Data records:

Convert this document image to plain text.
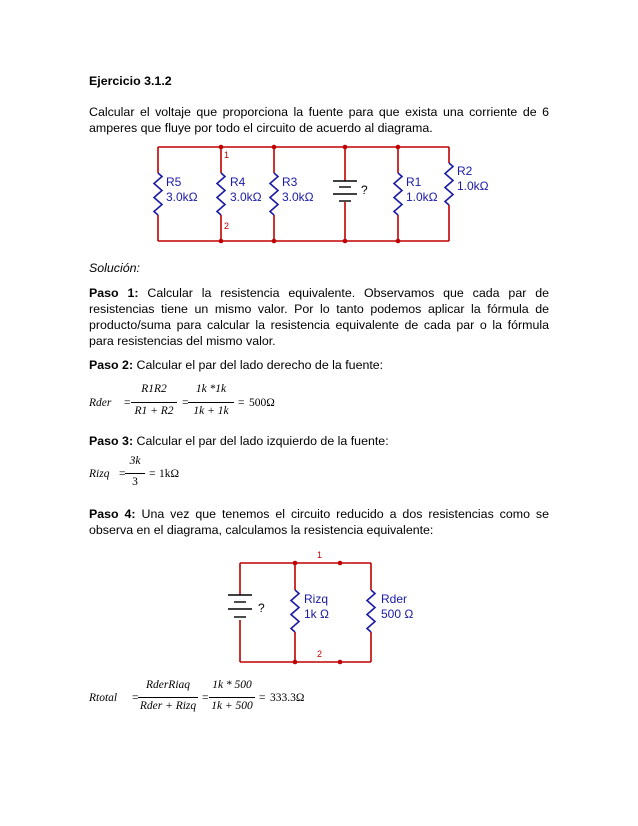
Ejercicio 3.1.2
Calcular el voltaje que proporciona la fuente para que exista una corriente de 6
amperes que fluye por todo el circuito de acuerdo al diagrama.
1
2
?
R5
3.0kΩ
R4
3.0kΩ
R3
3.0kΩ
R1
1.0kΩ
R2
1.0kΩ
Solución:
Paso 1: Calcular la resistencia equivalente. Observamos que cada par de
resistencias tiene un mismo valor. Por lo tanto podemos aplicar la fórmula de
producto/suma para calcular la resistencia equivalente de cada par o la fórmula
para resistencias del mismo valor.
Paso 2: Calcular el par del lado derecho de la fuente:
Rder =
R1R2
R1 + R2
=
1k *1k
1k + 1k
= 500Ω
Paso 3: Calcular el par del lado izquierdo de la fuente:
Rizq =
3k
3
= 1kΩ
Paso 4: Una vez que tenemos el circuito reducido a dos resistencias como se
observa en el diagrama, calculamos la resistencia equivalente:
1
2
?
Rizq
1k Ω
Rder
500 Ω
Rtotal =
RderRiaq
Rder + Rizq
=
1k * 500
1k + 500
= 333.3Ω
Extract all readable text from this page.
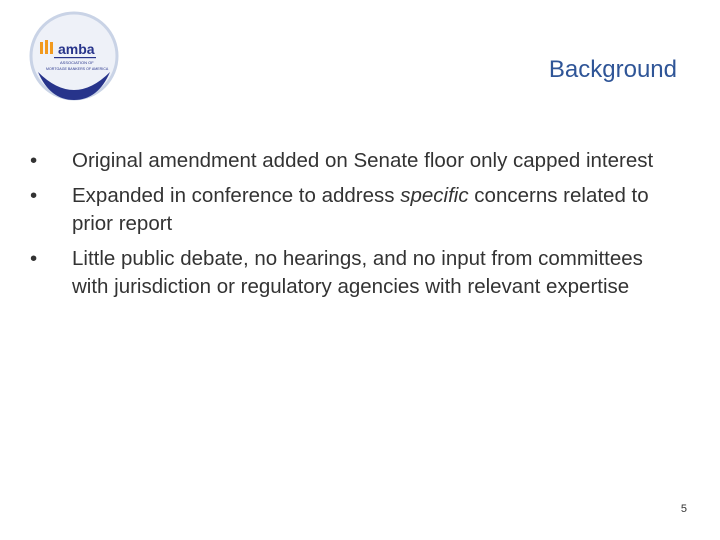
amba
ASSOCIATION OF
MORTGAGE BANKERS OF AMERICA	Background
•	Original amendment added on Senate floor only capped interest
•	Expanded in conference to address specific concerns related to prior report
•	Little public debate, no hearings, and no input from committees with jurisdiction or regulatory agencies with relevant expertise
5
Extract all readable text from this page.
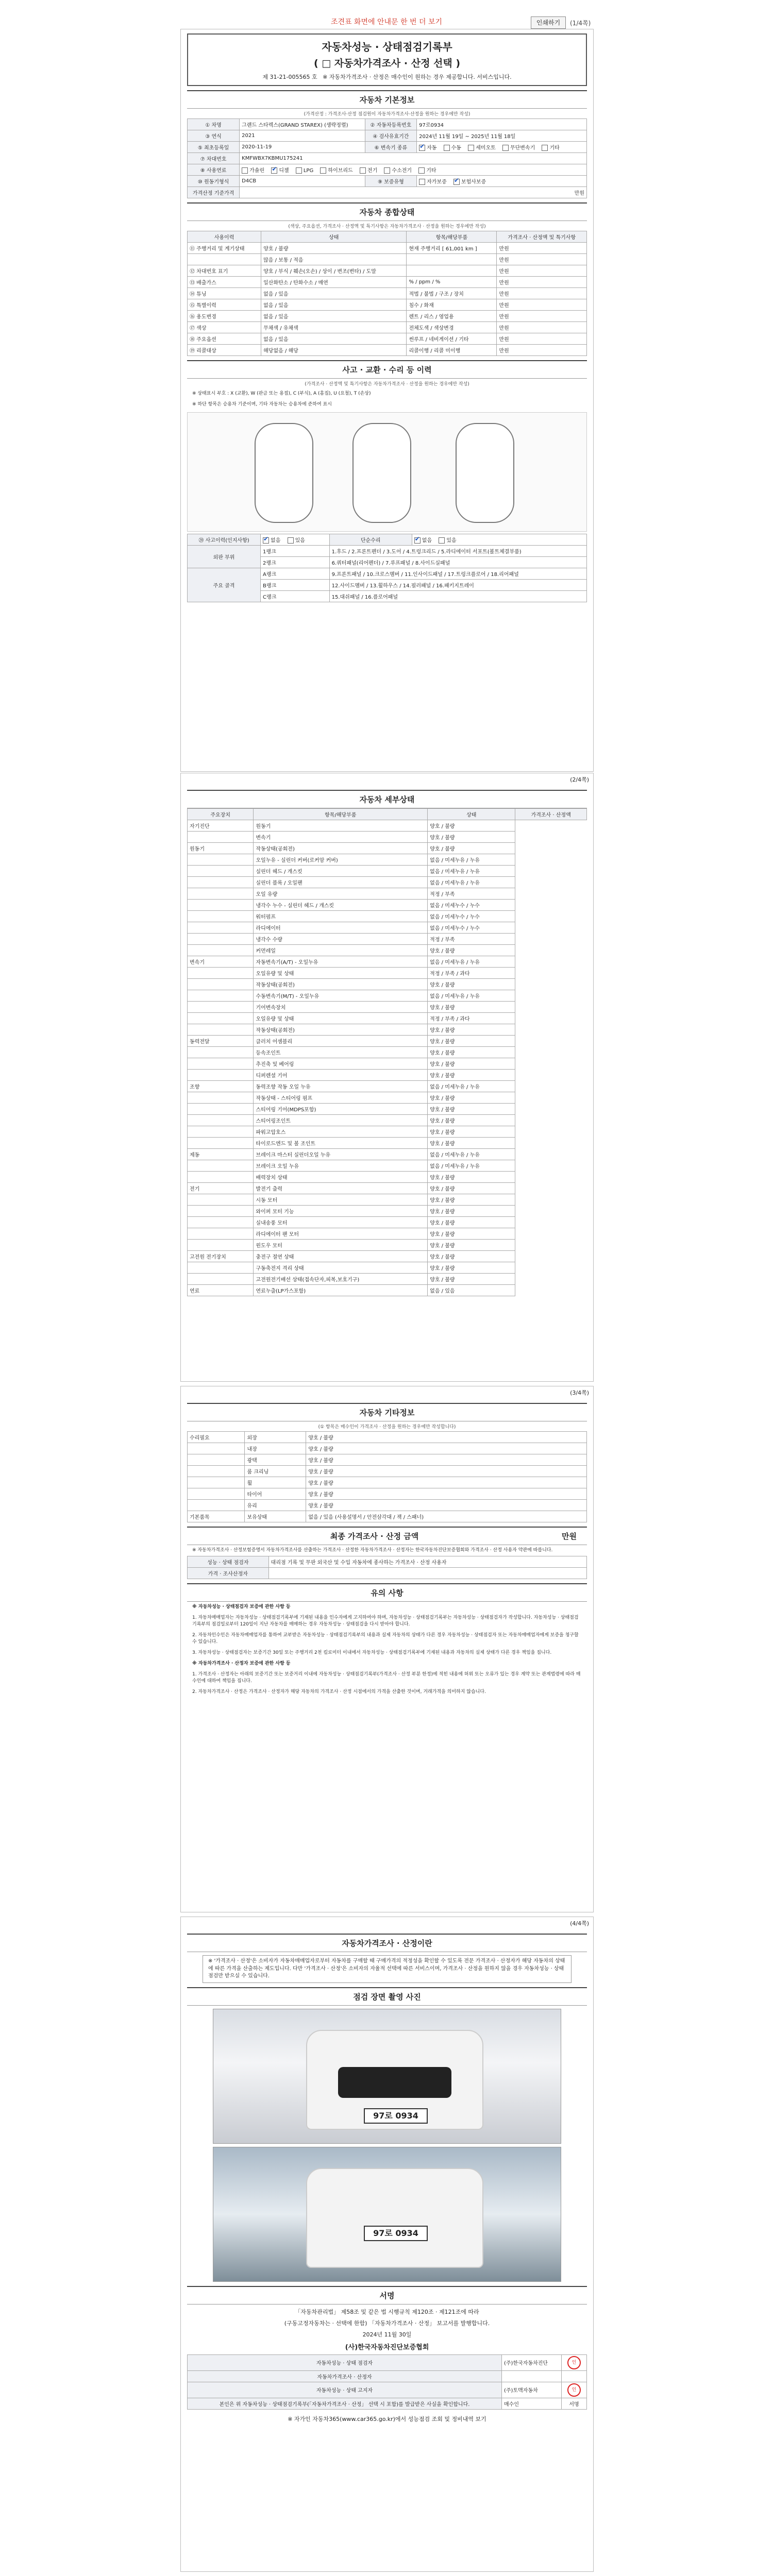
조견표 화면에 안내문 한 번 더 보기	인쇄하기	(1/4쪽)
자동차성능 · 상태점검기록부
( □ 자동차가격조사 · 산정 선택 )
제 31-21-005565 호 ※ 자동차가격조사 · 산정은 매수인이 원하는 경우 제공합니다. 서비스입니다.
자동차 기본정보
(가격산정 : 가격조사·산정 점검원이 자동차가격조사·산정을 원하는 경우에만 작성)
① 차명	그랜드 스타렉스(GRAND STAREX) (생략정렬)	② 자동차등록번호	97로0934
③ 연식	2021	④ 검사유효기간	2024년 11월 19일 ~ 2025년 11월 18일
⑤ 최초등록일	2020-11-19	⑥ 변속기 종류	✔자동 수동 세미오토 무단변속기 기타
⑦ 차대번호	KMFWBX7KBMU175241		
⑧ 사용연료	가솔린 ✔ 디젤 LPG 하이브리드 전기 수소전기 기타
⑩ 원동기형식	D4CB	⑨ 보증유형	자가보증 ✔ 보험사보증
가격산정 기준가격	만원		
자동차 종합상태
(색상, 주요옵션, 가격조사 · 산정액 및 특기사항은 자동차가격조사 · 산정을 원하는 경우에만 작성)
사용이력	상태	항목/해당부품	가격조사 · 산정액 및 특기사항
⑪ 주행거리 및 계기상태	양호 / 불량	현재 주행거리 [ 61,001 km ]	만원
	많음 / 보통 / 적음		만원
⑫ 차대번호 표기	양호 / 부식 / 훼손(오손) / 상이 / 변조(변타) / 도말		만원
⑬ 배출가스	일산화탄소 / 탄화수소 / 매연	% / ppm / %	만원
⑭ 튜닝	없음 / 있음	적법 / 불법 / 구조 / 장치	만원
⑮ 특별이력	없음 / 있음	침수 / 화재	만원
⑯ 용도변경	없음 / 있음	렌트 / 리스 / 영업용	만원
⑰ 색상	무채색 / 유채색	전체도색 / 색상변경	만원
⑱ 주요옵션	없음 / 있음	썬루프 / 네비게이션 / 기타	만원
⑲ 리콜대상	해당없음 / 해당	리콜이행 / 리콜 미이행	만원
사고 · 교환 · 수리 등 이력
(가격조사 · 산정액 및 특기사항은 자동차가격조사 · 산정을 원하는 경우에만 작성)
※ 상태표시 부호 : X (교환), W (판금 또는 용접), C (부식), A (흠집), U (요철), T (손상)
※ 하단 항목은 승용차 기준이며, 기타 자동차는 승용차에 준하여 표시
⑳ 사고이력(인지사항)	✔없음 있음	단순수리	✔없음 있음
외판 부위	1랭크	1.후드 / 2.프론트펜더 / 3.도어 / 4.트렁크리드 / 5.라디에이터 서포트(볼트체결부품)	
	2랭크	6.쿼터패널(리어펜더) / 7.루프패널 / 8.사이드실패널	
주요 골격	A랭크	9.프론트패널 / 10.크로스멤버 / 11.인사이드패널 / 17.트렁크플로어 / 18.리어패널	
	B랭크	12.사이드멤버 / 13.휠하우스 / 14.필러패널 / 16.패키지트레이	
	C랭크	15.대쉬패널 / 16.플로어패널	
(2/4쪽)
자동차 세부상태
주요장치	항목/해당부품	상태	가격조사 · 산정액
자기진단	원동기	양호 / 불량	
	변속기	양호 / 불량	
원동기	작동상태(공회전)	양호 / 불량	
	오일누유 - 실린더 커버(로커암 커버)	없음 / 미세누유 / 누유	
	실린더 헤드 / 개스킷	없음 / 미세누유 / 누유	
	실린더 블록 / 오일팬	없음 / 미세누유 / 누유	
	오일 유량	적정 / 부족	
	냉각수 누수 - 실린더 헤드 / 개스킷	없음 / 미세누수 / 누수	
	워터펌프	없음 / 미세누수 / 누수	
	라디에이터	없음 / 미세누수 / 누수	
	냉각수 수량	적정 / 부족	
	커먼레일	양호 / 불량	
변속기	자동변속기(A/T) - 오일누유	없음 / 미세누유 / 누유	
	오일유량 및 상태	적정 / 부족 / 과다	
	작동상태(공회전)	양호 / 불량	
	수동변속기(M/T) - 오일누유	없음 / 미세누유 / 누유	
	기어변속장치	양호 / 불량	
	오일유량 및 상태	적정 / 부족 / 과다	
	작동상태(공회전)	양호 / 불량	
동력전달	클러치 어셈블리	양호 / 불량	
	등속조인트	양호 / 불량	
	추진축 및 베어링	양호 / 불량	
	디퍼렌셜 기어	양호 / 불량	
조향	동력조향 작동 오일 누유	없음 / 미세누유 / 누유	
	작동상태 - 스티어링 펌프	양호 / 불량	
	스티어링 기어(MDPS포함)	양호 / 불량	
	스티어링조인트	양호 / 불량	
	파워고압호스	양호 / 불량	
	타이로드엔드 및 볼 조인트	양호 / 불량	
제동	브레이크 마스터 실린더오일 누유	없음 / 미세누유 / 누유	
	브레이크 오일 누유	없음 / 미세누유 / 누유	
	배력장치 상태	양호 / 불량	
전기	발전기 출력	양호 / 불량	
	시동 모터	양호 / 불량	
	와이퍼 모터 기능	양호 / 불량	
	실내송풍 모터	양호 / 불량	
	라디에이터 팬 모터	양호 / 불량	
	윈도우 모터	양호 / 불량	
고전원 전기장치	충전구 절연 상태	양호 / 불량	
	구동축전지 격리 상태	양호 / 불량	
	고전원전기배선 상태(접속단자,피복,보호기구)	양호 / 불량	
연료	연료누출(LP가스포함)	없음 / 있음	
(3/4쪽)
자동차 기타정보
(① 항목은 매수인이 가격조사 · 산정을 원하는 경우에만 작성합니다)
수리필요	외장	양호 / 불량
	내장	양호 / 불량
	광택	양호 / 불량
	룸 크리닝	양호 / 불량
	휠	양호 / 불량
	타이어	양호 / 불량
	유리	양호 / 불량
기본품목	보유상태	없음 / 있음 (사용설명서 / 안전삼각대 / 잭 / 스패너)
최종 가격조사 · 산정 금액	만원
※ 자동차가격조사 · 산정보험증명서 자동차가격조사를 산출하는 가격조사 · 산정한 자동차가격조사 · 산정자는 한국자동차진단보증협회와 가격조사 · 산정 사용자 약관에 따릅니다.
성능 · 상태 점검자	대리점 기록 및 무판 외국산 및 수입 자동차에 종사하는 가격조사 · 산정 사용자
가격 · 조사산정자	
유의 사항
※ 자동차성능 · 상태점검자 보증에 관한 사항 등
1. 자동차매매업자는 자동차성능 · 상태점검기록부에 기재된 내용을 인수자에게 고지하여야 하며, 자동차성능 · 상태점검기록부는 자동차성능 · 상태점검자가 작성합니다. 자동차성능 · 상태점검기록부의 점검일로부터 120일이 지난 자동차를 매매하는 경우 자동차성능 · 상태점검을 다시 받아야 합니다.
2. 자동차인수인은 자동차매매업자를 통하여 교부받은 자동차성능 · 상태점검기록부의 내용과 실제 자동차의 상태가 다른 경우 자동차성능 · 상태점검자 또는 자동차매매업자에게 보증을 청구할 수 있습니다.
3. 자동차성능 · 상태점검자는 보증기간 30일 또는 주행거리 2천 킬로미터 이내에서 자동차성능 · 상태점검기록부에 기재된 내용과 자동차의 실제 상태가 다른 경우 책임을 집니다.
※ 자동차가격조사 · 산정자 보증에 관한 사항 등
1. 가격조사 · 산정자는 아래의 보증기간 또는 보증거리 이내에 자동차성능 · 상태점검기록부(가격조사 · 산정 부분 한정)에 적힌 내용에 허위 또는 오류가 있는 경우 계약 또는 관계법령에 따라 매수인에 대하여 책임을 집니다.
2. 자동차가격조사 · 산정은 가격조사 · 산정자가 해당 자동차의 가격조사 · 산정 시점에서의 가격을 산출한 것이며, 거래가격을 의미하지 않습니다.
(4/4쪽)
자동차가격조사 · 산정이란
※ '가격조사 · 산정'은 소비자가 자동차매매업자로부터 자동차를 구매할 때 구매가격의 적정성을 확인할 수 있도록 전문 가격조사 · 산정자가 해당 자동차의 상태에 따른 가격을 산출하는 제도입니다. 다만 '가격조사 · 산정'은 소비자의 자율적 선택에 따른 서비스이며, 가격조사 · 산정을 원하지 않을 경우 자동차성능 · 상태점검만 받으실 수 있습니다.
점검 장면 촬영 사진
97로 0934
97로 0934
서명
「자동차관리법」 제58조 및 같은 법 시행규칙 제120조 · 제121조에 따라
(구동고정자동차는 · 선택에 한함) 「자동차가격조사 · 산정」 보고서를 발행합니다.
2024년 11월 30일
(사)한국자동차진단보증협회
자동차성능 · 상태 점검자	(주)한국자동차진단	인
자동차가격조사 · 산정자		
자동차성능 · 상태 고지자	(주)토맥자동차	인
본인은 위 자동차성능 · 상태점검기록부(「자동차가격조사 · 산정」 선택 시 포함)를 발급받은 사실을 확인합니다.	매수인	서명
※ 자가인 자동차365(www.car365.go.kr)에서 성능점검 조회 및 정비내역 보기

AIM: In the records above, find each line that holds the word "diagrama"; copy all such lines.

TASK OUTPUT:
amperes que fluye por todo el circuito de acuerdo al diagrama.
observa en el diagrama, calculamos la resistencia equivalente:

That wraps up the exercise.